Work to be completed:
List each line of the data in which the string "many" appears.

Extracted data entries
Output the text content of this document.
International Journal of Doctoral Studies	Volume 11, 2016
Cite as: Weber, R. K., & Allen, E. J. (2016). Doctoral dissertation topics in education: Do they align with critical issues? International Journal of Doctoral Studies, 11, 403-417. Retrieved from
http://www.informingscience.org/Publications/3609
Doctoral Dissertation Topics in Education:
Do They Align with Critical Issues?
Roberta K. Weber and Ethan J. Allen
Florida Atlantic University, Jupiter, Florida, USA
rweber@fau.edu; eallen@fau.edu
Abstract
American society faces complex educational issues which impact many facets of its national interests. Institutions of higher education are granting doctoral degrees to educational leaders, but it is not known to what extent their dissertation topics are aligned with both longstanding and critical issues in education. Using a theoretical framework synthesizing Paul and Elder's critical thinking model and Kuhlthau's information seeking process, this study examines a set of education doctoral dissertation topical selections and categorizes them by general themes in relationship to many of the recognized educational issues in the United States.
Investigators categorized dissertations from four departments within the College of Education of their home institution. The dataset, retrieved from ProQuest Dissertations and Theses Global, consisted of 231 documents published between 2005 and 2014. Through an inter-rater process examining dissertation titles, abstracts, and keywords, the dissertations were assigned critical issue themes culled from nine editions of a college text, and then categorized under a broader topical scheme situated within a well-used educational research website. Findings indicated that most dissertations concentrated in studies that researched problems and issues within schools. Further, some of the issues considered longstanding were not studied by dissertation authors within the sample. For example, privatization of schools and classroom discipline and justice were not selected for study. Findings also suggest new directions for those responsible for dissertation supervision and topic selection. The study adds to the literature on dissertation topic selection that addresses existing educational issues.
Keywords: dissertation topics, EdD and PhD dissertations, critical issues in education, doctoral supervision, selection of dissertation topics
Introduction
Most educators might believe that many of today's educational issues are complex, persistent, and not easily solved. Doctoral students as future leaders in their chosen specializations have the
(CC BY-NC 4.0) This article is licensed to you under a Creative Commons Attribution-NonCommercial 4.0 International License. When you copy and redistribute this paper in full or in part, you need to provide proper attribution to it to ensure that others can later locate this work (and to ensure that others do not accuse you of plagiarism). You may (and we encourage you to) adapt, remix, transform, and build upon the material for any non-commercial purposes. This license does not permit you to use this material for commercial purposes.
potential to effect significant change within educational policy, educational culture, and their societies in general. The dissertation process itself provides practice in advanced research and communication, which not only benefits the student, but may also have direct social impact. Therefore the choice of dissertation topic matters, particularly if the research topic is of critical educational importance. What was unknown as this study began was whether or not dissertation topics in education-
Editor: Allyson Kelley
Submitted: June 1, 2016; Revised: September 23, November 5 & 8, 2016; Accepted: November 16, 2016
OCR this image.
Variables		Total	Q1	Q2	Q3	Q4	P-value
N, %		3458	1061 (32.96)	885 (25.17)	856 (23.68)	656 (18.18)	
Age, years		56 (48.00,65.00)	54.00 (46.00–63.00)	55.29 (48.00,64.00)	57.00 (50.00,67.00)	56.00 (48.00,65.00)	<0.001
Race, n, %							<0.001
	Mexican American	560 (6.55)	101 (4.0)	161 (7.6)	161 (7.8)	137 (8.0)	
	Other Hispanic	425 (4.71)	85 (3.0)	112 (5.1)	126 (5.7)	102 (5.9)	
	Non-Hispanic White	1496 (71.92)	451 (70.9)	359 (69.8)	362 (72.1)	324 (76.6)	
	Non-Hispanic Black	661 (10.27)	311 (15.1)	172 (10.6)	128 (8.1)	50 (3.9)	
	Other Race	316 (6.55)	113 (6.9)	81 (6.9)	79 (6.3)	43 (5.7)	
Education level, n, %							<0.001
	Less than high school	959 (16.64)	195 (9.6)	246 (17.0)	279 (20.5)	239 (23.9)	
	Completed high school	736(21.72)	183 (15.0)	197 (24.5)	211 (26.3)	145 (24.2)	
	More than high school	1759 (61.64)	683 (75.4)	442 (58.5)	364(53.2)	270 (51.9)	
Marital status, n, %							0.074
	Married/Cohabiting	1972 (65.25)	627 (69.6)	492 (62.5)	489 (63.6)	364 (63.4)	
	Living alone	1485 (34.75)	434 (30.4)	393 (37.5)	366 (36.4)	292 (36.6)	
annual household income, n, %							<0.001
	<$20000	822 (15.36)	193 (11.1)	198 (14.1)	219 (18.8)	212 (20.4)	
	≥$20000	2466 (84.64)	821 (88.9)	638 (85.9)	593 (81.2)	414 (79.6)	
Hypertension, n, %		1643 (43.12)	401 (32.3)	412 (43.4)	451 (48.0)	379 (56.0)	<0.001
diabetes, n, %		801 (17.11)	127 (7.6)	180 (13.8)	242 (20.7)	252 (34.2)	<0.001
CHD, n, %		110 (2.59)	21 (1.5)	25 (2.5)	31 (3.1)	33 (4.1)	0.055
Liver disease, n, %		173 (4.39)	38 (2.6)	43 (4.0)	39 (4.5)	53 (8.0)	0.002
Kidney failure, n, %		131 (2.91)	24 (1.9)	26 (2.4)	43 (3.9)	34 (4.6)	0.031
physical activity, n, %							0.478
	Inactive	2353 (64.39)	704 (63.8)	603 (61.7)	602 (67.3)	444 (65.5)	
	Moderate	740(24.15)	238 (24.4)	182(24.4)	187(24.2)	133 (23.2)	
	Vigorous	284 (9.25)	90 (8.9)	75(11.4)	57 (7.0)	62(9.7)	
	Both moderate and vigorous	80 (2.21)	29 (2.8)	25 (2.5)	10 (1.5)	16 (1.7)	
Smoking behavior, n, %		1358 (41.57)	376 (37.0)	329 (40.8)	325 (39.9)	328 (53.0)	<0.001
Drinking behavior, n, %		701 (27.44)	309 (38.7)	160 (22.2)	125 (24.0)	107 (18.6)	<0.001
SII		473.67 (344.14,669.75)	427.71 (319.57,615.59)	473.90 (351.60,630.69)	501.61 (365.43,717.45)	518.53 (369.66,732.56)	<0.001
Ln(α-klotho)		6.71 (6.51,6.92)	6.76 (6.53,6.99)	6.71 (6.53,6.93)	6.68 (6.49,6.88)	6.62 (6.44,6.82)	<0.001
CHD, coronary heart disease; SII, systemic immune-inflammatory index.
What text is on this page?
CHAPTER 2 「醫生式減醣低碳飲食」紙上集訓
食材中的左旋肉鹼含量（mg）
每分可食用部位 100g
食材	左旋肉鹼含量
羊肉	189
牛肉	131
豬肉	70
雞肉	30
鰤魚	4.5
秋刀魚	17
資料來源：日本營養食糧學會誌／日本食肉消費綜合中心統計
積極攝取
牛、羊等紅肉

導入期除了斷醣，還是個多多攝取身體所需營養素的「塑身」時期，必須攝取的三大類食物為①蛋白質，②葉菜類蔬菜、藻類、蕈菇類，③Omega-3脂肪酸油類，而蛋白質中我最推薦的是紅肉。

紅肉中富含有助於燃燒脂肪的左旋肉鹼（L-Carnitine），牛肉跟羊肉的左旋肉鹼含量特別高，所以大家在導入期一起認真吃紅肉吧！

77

Response:
American society faces complex educational issues which impact many facets of its national interests. Institutions of higher education are granting doctoral degrees to educational leaders, but it is not known to what extent their dissertation topics are aligned with both longstanding and critical issues in education. Using a theoretical framework synthesizing Paul and Elder's critical thinking model and Kuhlthau's information seeking process, this study examines a set of education doctoral dissertation topical selections and categorizes them by general themes in relationship to many of the recognized educational issues in the United States.
Most educators might believe that many of today's educational issues are complex, persistent, and not easily solved. Doctoral students as future leaders in their chosen specializations have the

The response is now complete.